WRITTEN PROBLEM: Set each entry down verbatim, omitting images.

==== INPUT RECORDS

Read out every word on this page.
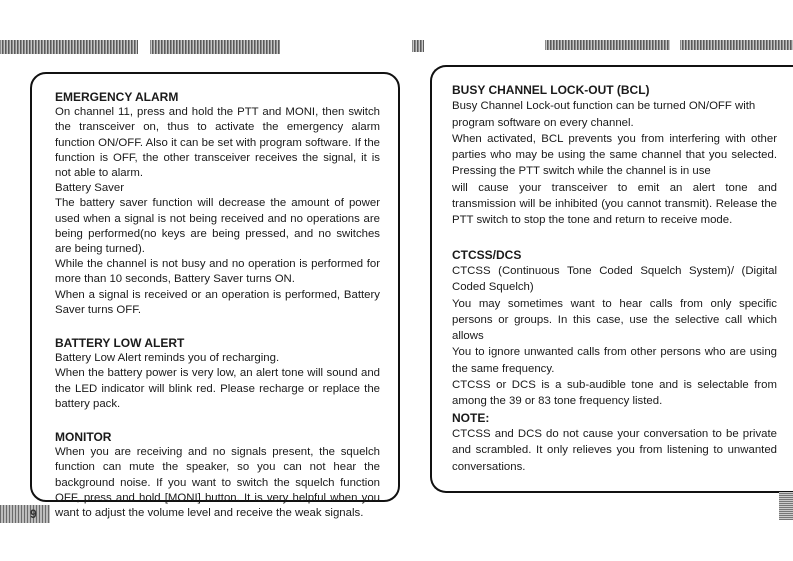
EMERGENCY ALARM

On channel 11, press and hold the PTT and MONI, then switch the transceiver on, thus to activate the emergency alarm function ON/OFF. Also it can be set with program software. If the function is OFF, the other transceiver receives the signal, it is not able to alarm.

Battery Saver

The battery saver function will decrease the amount of power used when a signal is not being received and no operations are being performed(no keys are being pressed, and no switches are being turned).

While the channel is not busy and no operation is performed for more than 10 seconds, Battery Saver turns ON.

When a signal is received or an operation is performed, Battery Saver turns OFF.

BATTERY LOW ALERT

Battery Low Alert reminds you of recharging.

When the battery power is very low, an alert tone will sound and the LED indicator will blink red. Please recharge or replace the battery pack.

MONITOR

When you are receiving and no signals present, the squelch function can mute the speaker, so you can not hear the background noise. If you want to switch the squelch function OFF, press and hold [MONI] button. It is very helpful when you want to adjust the volume level and receive the weak signals.

BUSY CHANNEL LOCK-OUT (BCL)

Busy Channel Lock-out function can be turned ON/OFF with program software on every channel.

When activated, BCL prevents you from interfering with other parties who may be using the same channel that you selected. Pressing the PTT switch while the channel is in use

will cause your transceiver to emit an alert tone and transmission will be inhibited (you cannot transmit). Release the PTT switch to stop the tone and return to receive mode.

CTCSS/DCS

CTCSS (Continuous Tone Coded Squelch System)/ (Digital Coded Squelch)

You may sometimes want to hear calls from only specific persons or groups. In this case, use the selective call which allows

You to ignore unwanted calls from other persons who are using the same frequency.

CTCSS or DCS is a sub-audible tone and is selectable from among the 39 or 83 tone frequency listed.

NOTE:

CTCSS and DCS do not cause your conversation to be private and scrambled. It only relieves you from listening to unwanted conversations.

9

========

SOLUTION:
Read out every word on this page.
EMERGENCY ALARM

On channel 11, press and hold the PTT and MONI, then switch the transceiver on, thus to activate the emergency alarm function ON/OFF. Also it can be set with program software. If the function is OFF, the other transceiver receives the signal, it is not able to alarm.

Battery Saver

The battery saver function will decrease the amount of power used when a signal is not being received and no operations are being performed(no keys are being pressed, and no switches are being turned).

While the channel is not busy and no operation is performed for more than 10 seconds, Battery Saver turns ON.

When a signal is received or an operation is performed, Battery Saver turns OFF.

BATTERY LOW ALERT

Battery Low Alert reminds you of recharging.

When the battery power is very low, an alert tone will sound and the LED indicator will blink red. Please recharge or replace the battery pack.

MONITOR

When you are receiving and no signals present, the squelch function can mute the speaker, so you can not hear the background noise. If you want to switch the squelch function OFF, press and hold [MONI] button. It is very helpful when you want to adjust the volume level and receive the weak signals.

BUSY CHANNEL LOCK-OUT (BCL)

Busy Channel Lock-out function can be turned ON/OFF with program software on every channel.

When activated, BCL prevents you from interfering with other parties who may be using the same channel that you selected. Pressing the PTT switch while the channel is in use

will cause your transceiver to emit an alert tone and transmission will be inhibited (you cannot transmit). Release the PTT switch to stop the tone and return to receive mode.

CTCSS/DCS

CTCSS (Continuous Tone Coded Squelch System)/ (Digital Coded Squelch)

You may sometimes want to hear calls from only specific persons or groups. In this case, use the selective call which allows

You to ignore unwanted calls from other persons who are using the same frequency.

CTCSS or DCS is a sub-audible tone and is selectable from among the 39 or 83 tone frequency listed.

NOTE:

CTCSS and DCS do not cause your conversation to be private and scrambled. It only relieves you from listening to unwanted conversations.

9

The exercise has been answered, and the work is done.